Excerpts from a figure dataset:

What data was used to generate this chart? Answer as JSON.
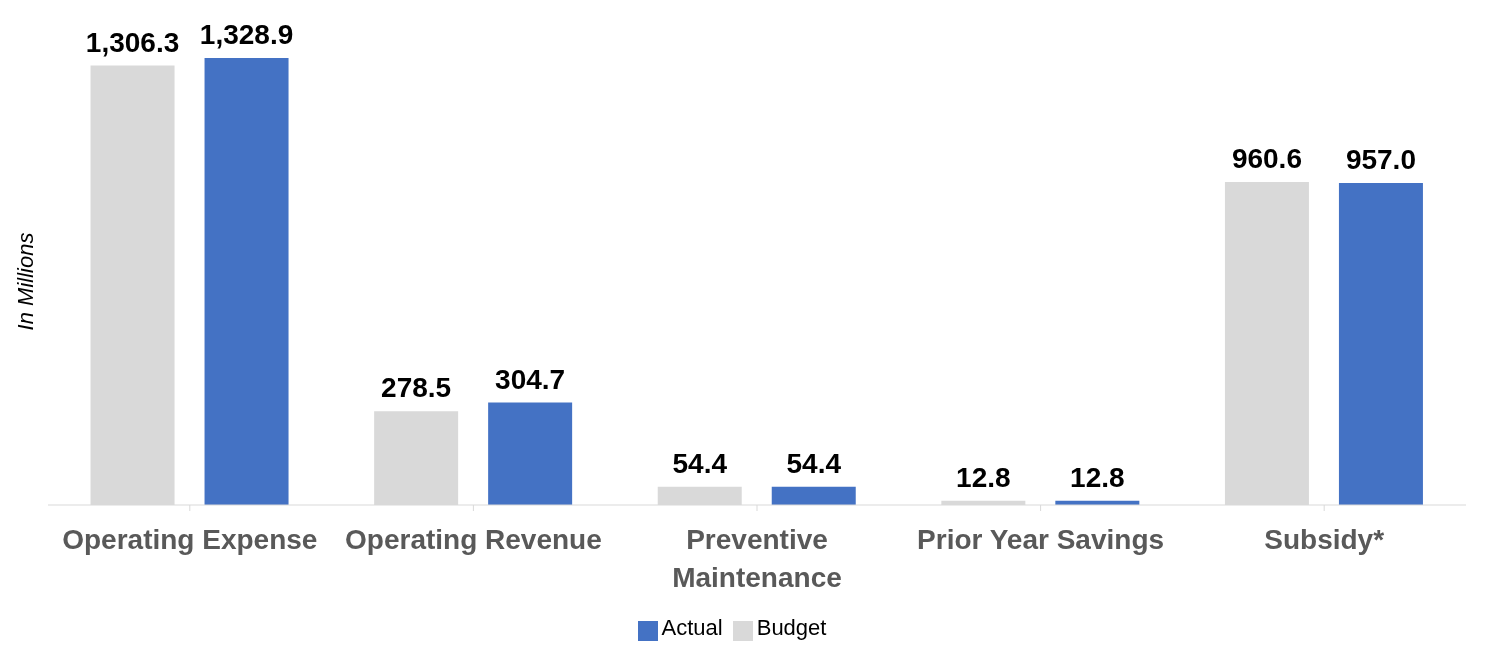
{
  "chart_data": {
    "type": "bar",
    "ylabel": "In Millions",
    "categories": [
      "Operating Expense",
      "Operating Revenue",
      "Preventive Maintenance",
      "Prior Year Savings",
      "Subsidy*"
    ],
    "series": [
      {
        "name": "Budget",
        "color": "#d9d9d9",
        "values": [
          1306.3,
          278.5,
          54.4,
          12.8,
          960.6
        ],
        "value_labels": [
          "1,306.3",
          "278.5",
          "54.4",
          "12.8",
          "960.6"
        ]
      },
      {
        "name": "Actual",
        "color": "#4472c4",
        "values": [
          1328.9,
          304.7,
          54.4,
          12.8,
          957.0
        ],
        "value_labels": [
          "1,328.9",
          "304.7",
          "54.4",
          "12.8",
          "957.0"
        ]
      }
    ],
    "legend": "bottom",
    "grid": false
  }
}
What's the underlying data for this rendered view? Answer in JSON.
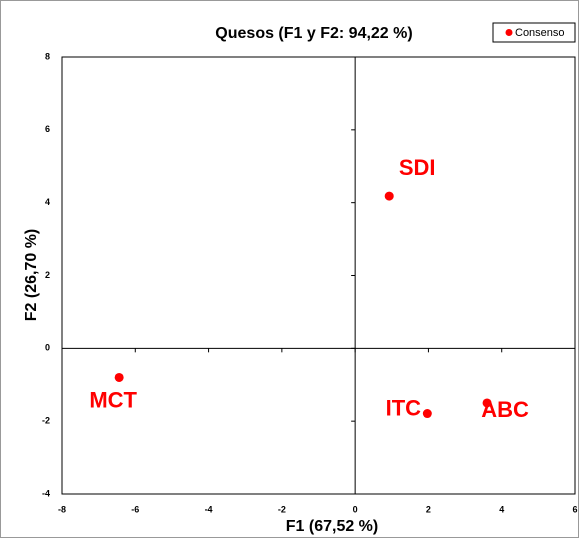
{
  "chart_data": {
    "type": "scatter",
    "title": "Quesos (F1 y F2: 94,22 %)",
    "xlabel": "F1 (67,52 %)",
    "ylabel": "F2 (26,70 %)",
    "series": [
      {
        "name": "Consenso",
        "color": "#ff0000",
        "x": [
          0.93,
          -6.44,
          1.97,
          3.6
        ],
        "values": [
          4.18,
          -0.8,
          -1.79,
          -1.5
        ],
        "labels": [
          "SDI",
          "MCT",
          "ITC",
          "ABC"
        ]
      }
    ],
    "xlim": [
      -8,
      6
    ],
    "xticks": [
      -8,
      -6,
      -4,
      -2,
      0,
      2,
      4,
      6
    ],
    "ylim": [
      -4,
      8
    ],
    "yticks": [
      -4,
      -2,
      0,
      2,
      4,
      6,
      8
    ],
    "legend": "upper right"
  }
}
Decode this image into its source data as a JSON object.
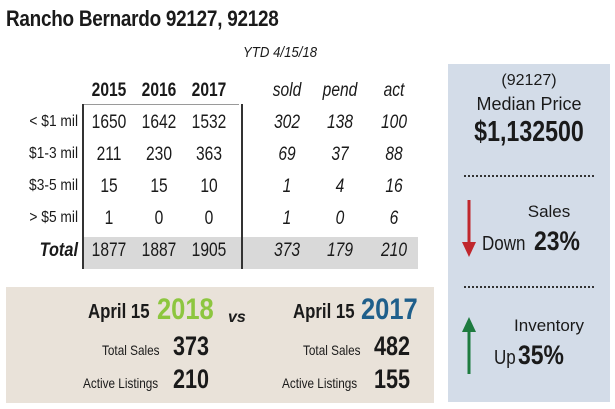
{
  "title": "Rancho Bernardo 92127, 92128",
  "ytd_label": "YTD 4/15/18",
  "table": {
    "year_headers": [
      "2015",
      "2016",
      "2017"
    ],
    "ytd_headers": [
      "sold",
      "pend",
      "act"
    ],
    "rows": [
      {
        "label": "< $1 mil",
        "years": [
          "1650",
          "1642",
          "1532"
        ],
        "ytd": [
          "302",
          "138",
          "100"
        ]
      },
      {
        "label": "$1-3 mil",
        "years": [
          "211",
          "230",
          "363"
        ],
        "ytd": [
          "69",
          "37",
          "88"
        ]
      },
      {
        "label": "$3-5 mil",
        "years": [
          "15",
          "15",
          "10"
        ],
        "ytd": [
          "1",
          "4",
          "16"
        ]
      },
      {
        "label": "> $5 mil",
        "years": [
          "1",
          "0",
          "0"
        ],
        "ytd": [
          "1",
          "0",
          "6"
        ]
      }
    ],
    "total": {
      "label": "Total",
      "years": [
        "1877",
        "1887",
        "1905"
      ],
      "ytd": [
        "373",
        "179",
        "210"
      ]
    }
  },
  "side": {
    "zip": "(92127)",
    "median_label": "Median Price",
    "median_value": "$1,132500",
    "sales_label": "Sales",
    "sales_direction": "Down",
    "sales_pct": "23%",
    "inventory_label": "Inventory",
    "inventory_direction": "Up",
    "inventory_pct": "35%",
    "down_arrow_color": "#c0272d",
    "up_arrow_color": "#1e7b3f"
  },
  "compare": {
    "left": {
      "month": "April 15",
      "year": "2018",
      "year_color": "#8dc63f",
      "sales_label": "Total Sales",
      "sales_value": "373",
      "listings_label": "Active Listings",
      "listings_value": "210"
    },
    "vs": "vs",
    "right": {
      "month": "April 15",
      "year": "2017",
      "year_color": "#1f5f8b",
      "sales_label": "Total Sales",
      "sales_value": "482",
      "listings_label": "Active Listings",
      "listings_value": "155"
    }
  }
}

**What you are asked to do**
Pictures in the records above are left out; print everything else exactly as written.

**Completed exercise**
What data was used to generate this chart? Answer as JSON.
{
  "chart_data": {
    "type": "bar",
    "ylabel": "In Millions",
    "categories": [
      "Operating Expense",
      "Operating Revenue",
      "Preventive Maintenance",
      "Prior Year Savings",
      "Subsidy*"
    ],
    "series": [
      {
        "name": "Budget",
        "color": "#d9d9d9",
        "values": [
          1306.3,
          278.5,
          54.4,
          12.8,
          960.6
        ],
        "value_labels": [
          "1,306.3",
          "278.5",
          "54.4",
          "12.8",
          "960.6"
        ]
      },
      {
        "name": "Actual",
        "color": "#4472c4",
        "values": [
          1328.9,
          304.7,
          54.4,
          12.8,
          957.0
        ],
        "value_labels": [
          "1,328.9",
          "304.7",
          "54.4",
          "12.8",
          "957.0"
        ]
      }
    ],
    "legend": "bottom",
    "grid": false
  }
}
What's the underlying data for this rendered view? Answer in JSON.
{
  "chart_data": {
    "type": "scatter",
    "title": "Quesos (F1 y F2: 94,22 %)",
    "xlabel": "F1 (67,52 %)",
    "ylabel": "F2 (26,70 %)",
    "series": [
      {
        "name": "Consenso",
        "color": "#ff0000",
        "x": [
          0.93,
          -6.44,
          1.97,
          3.6
        ],
        "values": [
          4.18,
          -0.8,
          -1.79,
          -1.5
        ],
        "labels": [
          "SDI",
          "MCT",
          "ITC",
          "ABC"
        ]
      }
    ],
    "xlim": [
      -8,
      6
    ],
    "xticks": [
      -8,
      -6,
      -4,
      -2,
      0,
      2,
      4,
      6
    ],
    "ylim": [
      -4,
      8
    ],
    "yticks": [
      -4,
      -2,
      0,
      2,
      4,
      6,
      8
    ],
    "legend": "upper right"
  }
}
Decode this image into its source data as a JSON object.
{
  "title": "Rancho Bernardo 92127, 92128",
  "ytd_label": "YTD 4/15/18",
  "table": {
    "year_headers": [
      "2015",
      "2016",
      "2017"
    ],
    "ytd_headers": [
      "sold",
      "pend",
      "act"
    ],
    "rows": [
      {
        "label": "< $1 mil",
        "years": [
          "1650",
          "1642",
          "1532"
        ],
        "ytd": [
          "302",
          "138",
          "100"
        ]
      },
      {
        "label": "$1-3 mil",
        "years": [
          "211",
          "230",
          "363"
        ],
        "ytd": [
          "69",
          "37",
          "88"
        ]
      },
      {
        "label": "$3-5 mil",
        "years": [
          "15",
          "15",
          "10"
        ],
        "ytd": [
          "1",
          "4",
          "16"
        ]
      },
      {
        "label": "> $5 mil",
        "years": [
          "1",
          "0",
          "0"
        ],
        "ytd": [
          "1",
          "0",
          "6"
        ]
      }
    ],
    "total": {
      "label": "Total",
      "years": [
        "1877",
        "1887",
        "1905"
      ],
      "ytd": [
        "373",
        "179",
        "210"
      ]
    }
  },
  "side": {
    "zip": "(92127)",
    "median_label": "Median Price",
    "median_value": "$1,132500",
    "sales_label": "Sales",
    "sales_direction": "Down",
    "sales_pct": "23%",
    "inventory_label": "Inventory",
    "inventory_direction": "Up",
    "inventory_pct": "35%",
    "down_arrow_color": "#c0272d",
    "up_arrow_color": "#1e7b3f"
  },
  "compare": {
    "left": {
      "month": "April 15",
      "year": "2018",
      "year_color": "#8dc63f",
      "sales_label": "Total Sales",
      "sales_value": "373",
      "listings_label": "Active Listings",
      "listings_value": "210"
    },
    "vs": "vs",
    "right": {
      "month": "April 15",
      "year": "2017",
      "year_color": "#1f5f8b",
      "sales_label": "Total Sales",
      "sales_value": "482",
      "listings_label": "Active Listings",
      "listings_value": "155"
    }
  }
}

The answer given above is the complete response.